**TO DO:**
Below are the records; reproduce all of them exactly but without any images.

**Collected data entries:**
— start —
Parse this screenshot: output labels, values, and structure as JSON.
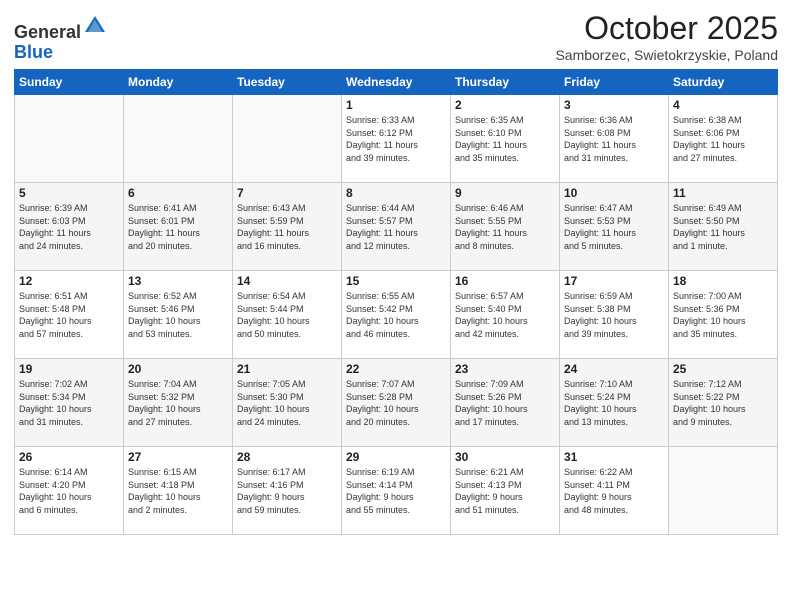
{
  "logo": {
    "general": "General",
    "blue": "Blue"
  },
  "header": {
    "title": "October 2025",
    "subtitle": "Samborzec, Swietokrzyskie, Poland"
  },
  "days_of_week": [
    "Sunday",
    "Monday",
    "Tuesday",
    "Wednesday",
    "Thursday",
    "Friday",
    "Saturday"
  ],
  "weeks": [
    {
      "shade": false,
      "days": [
        {
          "num": "",
          "info": ""
        },
        {
          "num": "",
          "info": ""
        },
        {
          "num": "",
          "info": ""
        },
        {
          "num": "1",
          "info": "Sunrise: 6:33 AM\nSunset: 6:12 PM\nDaylight: 11 hours\nand 39 minutes."
        },
        {
          "num": "2",
          "info": "Sunrise: 6:35 AM\nSunset: 6:10 PM\nDaylight: 11 hours\nand 35 minutes."
        },
        {
          "num": "3",
          "info": "Sunrise: 6:36 AM\nSunset: 6:08 PM\nDaylight: 11 hours\nand 31 minutes."
        },
        {
          "num": "4",
          "info": "Sunrise: 6:38 AM\nSunset: 6:06 PM\nDaylight: 11 hours\nand 27 minutes."
        }
      ]
    },
    {
      "shade": true,
      "days": [
        {
          "num": "5",
          "info": "Sunrise: 6:39 AM\nSunset: 6:03 PM\nDaylight: 11 hours\nand 24 minutes."
        },
        {
          "num": "6",
          "info": "Sunrise: 6:41 AM\nSunset: 6:01 PM\nDaylight: 11 hours\nand 20 minutes."
        },
        {
          "num": "7",
          "info": "Sunrise: 6:43 AM\nSunset: 5:59 PM\nDaylight: 11 hours\nand 16 minutes."
        },
        {
          "num": "8",
          "info": "Sunrise: 6:44 AM\nSunset: 5:57 PM\nDaylight: 11 hours\nand 12 minutes."
        },
        {
          "num": "9",
          "info": "Sunrise: 6:46 AM\nSunset: 5:55 PM\nDaylight: 11 hours\nand 8 minutes."
        },
        {
          "num": "10",
          "info": "Sunrise: 6:47 AM\nSunset: 5:53 PM\nDaylight: 11 hours\nand 5 minutes."
        },
        {
          "num": "11",
          "info": "Sunrise: 6:49 AM\nSunset: 5:50 PM\nDaylight: 11 hours\nand 1 minute."
        }
      ]
    },
    {
      "shade": false,
      "days": [
        {
          "num": "12",
          "info": "Sunrise: 6:51 AM\nSunset: 5:48 PM\nDaylight: 10 hours\nand 57 minutes."
        },
        {
          "num": "13",
          "info": "Sunrise: 6:52 AM\nSunset: 5:46 PM\nDaylight: 10 hours\nand 53 minutes."
        },
        {
          "num": "14",
          "info": "Sunrise: 6:54 AM\nSunset: 5:44 PM\nDaylight: 10 hours\nand 50 minutes."
        },
        {
          "num": "15",
          "info": "Sunrise: 6:55 AM\nSunset: 5:42 PM\nDaylight: 10 hours\nand 46 minutes."
        },
        {
          "num": "16",
          "info": "Sunrise: 6:57 AM\nSunset: 5:40 PM\nDaylight: 10 hours\nand 42 minutes."
        },
        {
          "num": "17",
          "info": "Sunrise: 6:59 AM\nSunset: 5:38 PM\nDaylight: 10 hours\nand 39 minutes."
        },
        {
          "num": "18",
          "info": "Sunrise: 7:00 AM\nSunset: 5:36 PM\nDaylight: 10 hours\nand 35 minutes."
        }
      ]
    },
    {
      "shade": true,
      "days": [
        {
          "num": "19",
          "info": "Sunrise: 7:02 AM\nSunset: 5:34 PM\nDaylight: 10 hours\nand 31 minutes."
        },
        {
          "num": "20",
          "info": "Sunrise: 7:04 AM\nSunset: 5:32 PM\nDaylight: 10 hours\nand 27 minutes."
        },
        {
          "num": "21",
          "info": "Sunrise: 7:05 AM\nSunset: 5:30 PM\nDaylight: 10 hours\nand 24 minutes."
        },
        {
          "num": "22",
          "info": "Sunrise: 7:07 AM\nSunset: 5:28 PM\nDaylight: 10 hours\nand 20 minutes."
        },
        {
          "num": "23",
          "info": "Sunrise: 7:09 AM\nSunset: 5:26 PM\nDaylight: 10 hours\nand 17 minutes."
        },
        {
          "num": "24",
          "info": "Sunrise: 7:10 AM\nSunset: 5:24 PM\nDaylight: 10 hours\nand 13 minutes."
        },
        {
          "num": "25",
          "info": "Sunrise: 7:12 AM\nSunset: 5:22 PM\nDaylight: 10 hours\nand 9 minutes."
        }
      ]
    },
    {
      "shade": false,
      "days": [
        {
          "num": "26",
          "info": "Sunrise: 6:14 AM\nSunset: 4:20 PM\nDaylight: 10 hours\nand 6 minutes."
        },
        {
          "num": "27",
          "info": "Sunrise: 6:15 AM\nSunset: 4:18 PM\nDaylight: 10 hours\nand 2 minutes."
        },
        {
          "num": "28",
          "info": "Sunrise: 6:17 AM\nSunset: 4:16 PM\nDaylight: 9 hours\nand 59 minutes."
        },
        {
          "num": "29",
          "info": "Sunrise: 6:19 AM\nSunset: 4:14 PM\nDaylight: 9 hours\nand 55 minutes."
        },
        {
          "num": "30",
          "info": "Sunrise: 6:21 AM\nSunset: 4:13 PM\nDaylight: 9 hours\nand 51 minutes."
        },
        {
          "num": "31",
          "info": "Sunrise: 6:22 AM\nSunset: 4:11 PM\nDaylight: 9 hours\nand 48 minutes."
        },
        {
          "num": "",
          "info": ""
        }
      ]
    }
  ]
}
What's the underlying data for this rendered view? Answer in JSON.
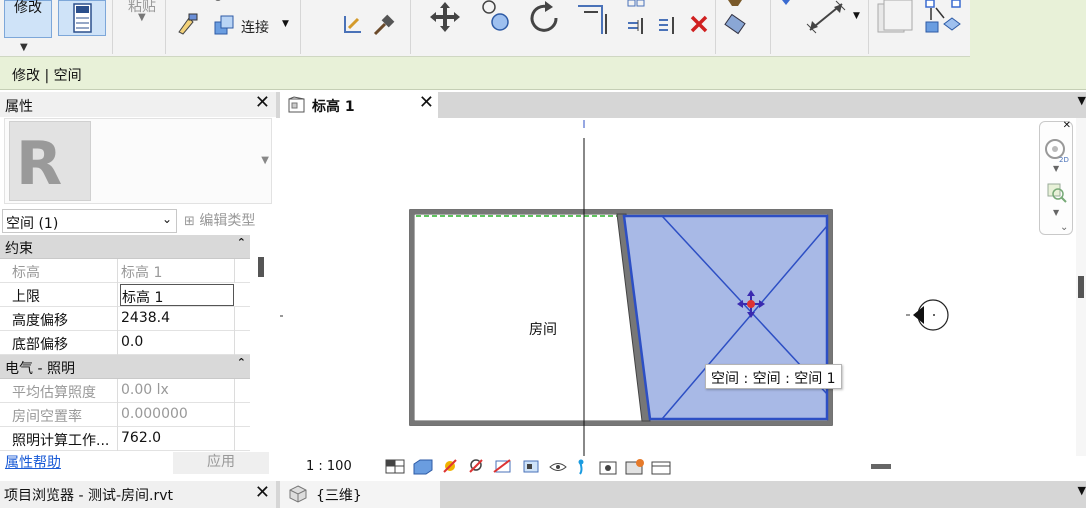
{
  "ribbon": {
    "modify_label": "修改",
    "paste_label": "粘贴",
    "connect_label": "连接"
  },
  "context_bar": {
    "label": "修改 | 空间"
  },
  "properties": {
    "title": "属性",
    "instance_selector": "空间 (1)",
    "edit_type_label": "编辑类型",
    "sections": [
      {
        "title": "约束",
        "rows": [
          {
            "name": "标高",
            "value": "标高 1"
          },
          {
            "name": "上限",
            "value": "标高 1"
          },
          {
            "name": "高度偏移",
            "value": "2438.4"
          },
          {
            "name": "底部偏移",
            "value": "0.0"
          }
        ]
      },
      {
        "title": "电气 - 照明",
        "rows": [
          {
            "name": "平均估算照度",
            "value": "0.00 lx"
          },
          {
            "name": "房间空置率",
            "value": "0.000000"
          },
          {
            "name": "照明计算工作...",
            "value": "762.0"
          }
        ]
      }
    ],
    "help_link": "属性帮助",
    "apply_button": "应用"
  },
  "view_tab": {
    "title": "标高 1"
  },
  "canvas": {
    "room_label": "房间",
    "tooltip": "空间 : 空间 : 空间 1",
    "space_fill_color": "#a8b9e6",
    "space_stroke_color": "#2d4fc4"
  },
  "view_control": {
    "scale": "1 : 100"
  },
  "project_browser": {
    "title": "项目浏览器 - 测试-房间.rvt"
  },
  "view_tab_3d": {
    "title": "{三维}"
  }
}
— end —
**RESULT OF THE TASK:**
Parse this screenshot: output labels, values, and structure as JSON.
{
  "logo": {
    "general": "General",
    "blue": "Blue"
  },
  "header": {
    "title": "October 2025",
    "subtitle": "Samborzec, Swietokrzyskie, Poland"
  },
  "days_of_week": [
    "Sunday",
    "Monday",
    "Tuesday",
    "Wednesday",
    "Thursday",
    "Friday",
    "Saturday"
  ],
  "weeks": [
    {
      "shade": false,
      "days": [
        {
          "num": "",
          "info": ""
        },
        {
          "num": "",
          "info": ""
        },
        {
          "num": "",
          "info": ""
        },
        {
          "num": "1",
          "info": "Sunrise: 6:33 AM\nSunset: 6:12 PM\nDaylight: 11 hours\nand 39 minutes."
        },
        {
          "num": "2",
          "info": "Sunrise: 6:35 AM\nSunset: 6:10 PM\nDaylight: 11 hours\nand 35 minutes."
        },
        {
          "num": "3",
          "info": "Sunrise: 6:36 AM\nSunset: 6:08 PM\nDaylight: 11 hours\nand 31 minutes."
        },
        {
          "num": "4",
          "info": "Sunrise: 6:38 AM\nSunset: 6:06 PM\nDaylight: 11 hours\nand 27 minutes."
        }
      ]
    },
    {
      "shade": true,
      "days": [
        {
          "num": "5",
          "info": "Sunrise: 6:39 AM\nSunset: 6:03 PM\nDaylight: 11 hours\nand 24 minutes."
        },
        {
          "num": "6",
          "info": "Sunrise: 6:41 AM\nSunset: 6:01 PM\nDaylight: 11 hours\nand 20 minutes."
        },
        {
          "num": "7",
          "info": "Sunrise: 6:43 AM\nSunset: 5:59 PM\nDaylight: 11 hours\nand 16 minutes."
        },
        {
          "num": "8",
          "info": "Sunrise: 6:44 AM\nSunset: 5:57 PM\nDaylight: 11 hours\nand 12 minutes."
        },
        {
          "num": "9",
          "info": "Sunrise: 6:46 AM\nSunset: 5:55 PM\nDaylight: 11 hours\nand 8 minutes."
        },
        {
          "num": "10",
          "info": "Sunrise: 6:47 AM\nSunset: 5:53 PM\nDaylight: 11 hours\nand 5 minutes."
        },
        {
          "num": "11",
          "info": "Sunrise: 6:49 AM\nSunset: 5:50 PM\nDaylight: 11 hours\nand 1 minute."
        }
      ]
    },
    {
      "shade": false,
      "days": [
        {
          "num": "12",
          "info": "Sunrise: 6:51 AM\nSunset: 5:48 PM\nDaylight: 10 hours\nand 57 minutes."
        },
        {
          "num": "13",
          "info": "Sunrise: 6:52 AM\nSunset: 5:46 PM\nDaylight: 10 hours\nand 53 minutes."
        },
        {
          "num": "14",
          "info": "Sunrise: 6:54 AM\nSunset: 5:44 PM\nDaylight: 10 hours\nand 50 minutes."
        },
        {
          "num": "15",
          "info": "Sunrise: 6:55 AM\nSunset: 5:42 PM\nDaylight: 10 hours\nand 46 minutes."
        },
        {
          "num": "16",
          "info": "Sunrise: 6:57 AM\nSunset: 5:40 PM\nDaylight: 10 hours\nand 42 minutes."
        },
        {
          "num": "17",
          "info": "Sunrise: 6:59 AM\nSunset: 5:38 PM\nDaylight: 10 hours\nand 39 minutes."
        },
        {
          "num": "18",
          "info": "Sunrise: 7:00 AM\nSunset: 5:36 PM\nDaylight: 10 hours\nand 35 minutes."
        }
      ]
    },
    {
      "shade": true,
      "days": [
        {
          "num": "19",
          "info": "Sunrise: 7:02 AM\nSunset: 5:34 PM\nDaylight: 10 hours\nand 31 minutes."
        },
        {
          "num": "20",
          "info": "Sunrise: 7:04 AM\nSunset: 5:32 PM\nDaylight: 10 hours\nand 27 minutes."
        },
        {
          "num": "21",
          "info": "Sunrise: 7:05 AM\nSunset: 5:30 PM\nDaylight: 10 hours\nand 24 minutes."
        },
        {
          "num": "22",
          "info": "Sunrise: 7:07 AM\nSunset: 5:28 PM\nDaylight: 10 hours\nand 20 minutes."
        },
        {
          "num": "23",
          "info": "Sunrise: 7:09 AM\nSunset: 5:26 PM\nDaylight: 10 hours\nand 17 minutes."
        },
        {
          "num": "24",
          "info": "Sunrise: 7:10 AM\nSunset: 5:24 PM\nDaylight: 10 hours\nand 13 minutes."
        },
        {
          "num": "25",
          "info": "Sunrise: 7:12 AM\nSunset: 5:22 PM\nDaylight: 10 hours\nand 9 minutes."
        }
      ]
    },
    {
      "shade": false,
      "days": [
        {
          "num": "26",
          "info": "Sunrise: 6:14 AM\nSunset: 4:20 PM\nDaylight: 10 hours\nand 6 minutes."
        },
        {
          "num": "27",
          "info": "Sunrise: 6:15 AM\nSunset: 4:18 PM\nDaylight: 10 hours\nand 2 minutes."
        },
        {
          "num": "28",
          "info": "Sunrise: 6:17 AM\nSunset: 4:16 PM\nDaylight: 9 hours\nand 59 minutes."
        },
        {
          "num": "29",
          "info": "Sunrise: 6:19 AM\nSunset: 4:14 PM\nDaylight: 9 hours\nand 55 minutes."
        },
        {
          "num": "30",
          "info": "Sunrise: 6:21 AM\nSunset: 4:13 PM\nDaylight: 9 hours\nand 51 minutes."
        },
        {
          "num": "31",
          "info": "Sunrise: 6:22 AM\nSunset: 4:11 PM\nDaylight: 9 hours\nand 48 minutes."
        },
        {
          "num": "",
          "info": ""
        }
      ]
    }
  ]
}
What's the underlying data for this rendered view? Answer in JSON.
{
  "ribbon": {
    "modify_label": "修改",
    "paste_label": "粘贴",
    "connect_label": "连接"
  },
  "context_bar": {
    "label": "修改 | 空间"
  },
  "properties": {
    "title": "属性",
    "instance_selector": "空间 (1)",
    "edit_type_label": "编辑类型",
    "sections": [
      {
        "title": "约束",
        "rows": [
          {
            "name": "标高",
            "value": "标高 1"
          },
          {
            "name": "上限",
            "value": "标高 1"
          },
          {
            "name": "高度偏移",
            "value": "2438.4"
          },
          {
            "name": "底部偏移",
            "value": "0.0"
          }
        ]
      },
      {
        "title": "电气 - 照明",
        "rows": [
          {
            "name": "平均估算照度",
            "value": "0.00 lx"
          },
          {
            "name": "房间空置率",
            "value": "0.000000"
          },
          {
            "name": "照明计算工作...",
            "value": "762.0"
          }
        ]
      }
    ],
    "help_link": "属性帮助",
    "apply_button": "应用"
  },
  "view_tab": {
    "title": "标高 1"
  },
  "canvas": {
    "room_label": "房间",
    "tooltip": "空间 : 空间 : 空间 1",
    "space_fill_color": "#a8b9e6",
    "space_stroke_color": "#2d4fc4"
  },
  "view_control": {
    "scale": "1 : 100"
  },
  "project_browser": {
    "title": "项目浏览器 - 测试-房间.rvt"
  },
  "view_tab_3d": {
    "title": "{三维}"
  }
}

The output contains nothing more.